_AIM_
Work out the number of lines containing "Shortcuts". Answer with nothing but that number.

————

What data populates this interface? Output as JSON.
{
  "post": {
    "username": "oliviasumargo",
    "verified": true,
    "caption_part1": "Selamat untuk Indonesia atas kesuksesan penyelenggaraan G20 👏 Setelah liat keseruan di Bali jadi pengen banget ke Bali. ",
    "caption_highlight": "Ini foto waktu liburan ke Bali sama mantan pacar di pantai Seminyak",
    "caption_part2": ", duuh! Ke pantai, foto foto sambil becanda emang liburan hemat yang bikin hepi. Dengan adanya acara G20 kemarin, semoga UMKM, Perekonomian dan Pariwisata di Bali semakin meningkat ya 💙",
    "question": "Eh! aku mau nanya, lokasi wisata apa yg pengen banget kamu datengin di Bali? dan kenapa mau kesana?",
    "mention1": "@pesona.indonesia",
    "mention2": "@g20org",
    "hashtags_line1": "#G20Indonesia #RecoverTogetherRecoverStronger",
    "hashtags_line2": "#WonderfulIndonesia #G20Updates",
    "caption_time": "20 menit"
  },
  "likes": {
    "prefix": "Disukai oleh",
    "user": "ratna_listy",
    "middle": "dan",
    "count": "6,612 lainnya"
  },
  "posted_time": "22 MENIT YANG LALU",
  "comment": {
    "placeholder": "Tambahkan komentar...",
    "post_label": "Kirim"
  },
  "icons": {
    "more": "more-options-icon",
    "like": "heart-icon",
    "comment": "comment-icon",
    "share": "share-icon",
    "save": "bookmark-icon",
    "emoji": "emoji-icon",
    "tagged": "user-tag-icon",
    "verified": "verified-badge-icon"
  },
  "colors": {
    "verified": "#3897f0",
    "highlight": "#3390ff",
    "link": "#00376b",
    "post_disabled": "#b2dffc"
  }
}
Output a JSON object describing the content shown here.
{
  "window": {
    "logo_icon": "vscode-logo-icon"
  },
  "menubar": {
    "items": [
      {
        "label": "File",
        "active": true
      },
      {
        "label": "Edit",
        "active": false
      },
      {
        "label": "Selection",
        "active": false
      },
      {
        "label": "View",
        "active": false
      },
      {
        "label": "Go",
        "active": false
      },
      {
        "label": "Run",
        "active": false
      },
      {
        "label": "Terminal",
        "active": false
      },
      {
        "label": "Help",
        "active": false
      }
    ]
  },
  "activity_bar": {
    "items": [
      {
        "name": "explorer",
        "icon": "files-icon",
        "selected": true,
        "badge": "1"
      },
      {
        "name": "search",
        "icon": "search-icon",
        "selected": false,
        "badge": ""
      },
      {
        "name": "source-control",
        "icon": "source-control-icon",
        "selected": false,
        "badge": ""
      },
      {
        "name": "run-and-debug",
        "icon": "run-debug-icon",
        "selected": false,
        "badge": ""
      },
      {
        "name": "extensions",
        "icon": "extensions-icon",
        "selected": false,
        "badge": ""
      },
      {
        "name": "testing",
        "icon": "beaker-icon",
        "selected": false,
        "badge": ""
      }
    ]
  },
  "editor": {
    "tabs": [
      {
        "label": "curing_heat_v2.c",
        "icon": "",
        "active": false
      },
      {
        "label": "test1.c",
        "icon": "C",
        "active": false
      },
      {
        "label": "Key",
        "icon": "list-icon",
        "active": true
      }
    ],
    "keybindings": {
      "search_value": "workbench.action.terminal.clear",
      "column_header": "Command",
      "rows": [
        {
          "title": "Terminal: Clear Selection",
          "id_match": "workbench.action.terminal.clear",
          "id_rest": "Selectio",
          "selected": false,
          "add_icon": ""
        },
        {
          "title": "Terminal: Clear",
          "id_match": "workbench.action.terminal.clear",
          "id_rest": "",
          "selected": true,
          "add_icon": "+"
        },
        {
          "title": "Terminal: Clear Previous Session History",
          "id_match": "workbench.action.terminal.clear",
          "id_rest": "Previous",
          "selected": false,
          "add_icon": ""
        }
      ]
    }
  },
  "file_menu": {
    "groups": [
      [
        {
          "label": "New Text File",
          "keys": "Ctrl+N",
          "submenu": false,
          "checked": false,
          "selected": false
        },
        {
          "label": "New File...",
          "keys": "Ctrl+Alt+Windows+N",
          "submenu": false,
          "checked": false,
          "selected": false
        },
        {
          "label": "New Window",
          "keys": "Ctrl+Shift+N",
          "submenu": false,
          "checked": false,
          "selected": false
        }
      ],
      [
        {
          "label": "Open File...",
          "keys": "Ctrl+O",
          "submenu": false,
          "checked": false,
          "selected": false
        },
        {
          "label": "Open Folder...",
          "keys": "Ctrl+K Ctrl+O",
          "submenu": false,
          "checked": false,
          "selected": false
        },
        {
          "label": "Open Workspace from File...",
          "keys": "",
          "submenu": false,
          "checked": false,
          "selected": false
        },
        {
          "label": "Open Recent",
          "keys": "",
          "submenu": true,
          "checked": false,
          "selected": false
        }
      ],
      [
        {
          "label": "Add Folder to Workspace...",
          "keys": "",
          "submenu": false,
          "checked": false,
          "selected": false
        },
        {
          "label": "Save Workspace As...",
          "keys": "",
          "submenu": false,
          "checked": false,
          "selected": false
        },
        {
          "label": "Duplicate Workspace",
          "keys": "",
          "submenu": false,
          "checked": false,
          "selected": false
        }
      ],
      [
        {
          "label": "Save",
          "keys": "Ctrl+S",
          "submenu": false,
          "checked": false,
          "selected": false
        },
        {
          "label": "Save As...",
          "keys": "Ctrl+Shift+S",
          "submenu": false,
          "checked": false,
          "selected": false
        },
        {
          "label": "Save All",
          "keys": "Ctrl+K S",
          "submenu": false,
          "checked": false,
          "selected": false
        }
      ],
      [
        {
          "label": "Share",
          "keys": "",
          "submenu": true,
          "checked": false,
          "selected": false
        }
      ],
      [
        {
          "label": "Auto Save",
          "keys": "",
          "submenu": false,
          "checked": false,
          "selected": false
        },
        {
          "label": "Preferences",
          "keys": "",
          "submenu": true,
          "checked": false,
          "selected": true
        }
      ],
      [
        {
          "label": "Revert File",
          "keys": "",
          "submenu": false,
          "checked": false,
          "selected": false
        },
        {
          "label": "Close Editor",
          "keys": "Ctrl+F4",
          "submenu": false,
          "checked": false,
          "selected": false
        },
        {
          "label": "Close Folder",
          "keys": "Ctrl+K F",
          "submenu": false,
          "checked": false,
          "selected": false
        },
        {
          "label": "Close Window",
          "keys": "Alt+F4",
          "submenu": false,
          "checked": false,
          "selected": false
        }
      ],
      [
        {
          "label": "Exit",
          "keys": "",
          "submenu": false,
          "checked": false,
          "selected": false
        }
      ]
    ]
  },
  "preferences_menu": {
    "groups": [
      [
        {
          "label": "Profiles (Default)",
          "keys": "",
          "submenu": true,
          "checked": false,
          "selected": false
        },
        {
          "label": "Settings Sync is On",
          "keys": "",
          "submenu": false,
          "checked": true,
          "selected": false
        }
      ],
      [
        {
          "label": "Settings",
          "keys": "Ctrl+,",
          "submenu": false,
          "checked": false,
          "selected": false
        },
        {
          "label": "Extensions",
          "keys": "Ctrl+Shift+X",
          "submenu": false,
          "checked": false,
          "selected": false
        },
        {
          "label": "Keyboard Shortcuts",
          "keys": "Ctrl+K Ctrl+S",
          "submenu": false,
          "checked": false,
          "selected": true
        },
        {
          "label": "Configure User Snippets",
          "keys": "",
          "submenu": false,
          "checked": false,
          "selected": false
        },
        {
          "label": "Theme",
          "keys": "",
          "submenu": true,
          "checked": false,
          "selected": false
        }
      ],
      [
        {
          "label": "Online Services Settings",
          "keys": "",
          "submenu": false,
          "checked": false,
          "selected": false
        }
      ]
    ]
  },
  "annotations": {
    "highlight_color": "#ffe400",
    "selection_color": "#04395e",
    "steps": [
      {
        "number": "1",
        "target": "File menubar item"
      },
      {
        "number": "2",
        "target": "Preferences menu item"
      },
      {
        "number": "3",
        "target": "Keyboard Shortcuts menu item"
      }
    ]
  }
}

————

_THE OUTPUT_
2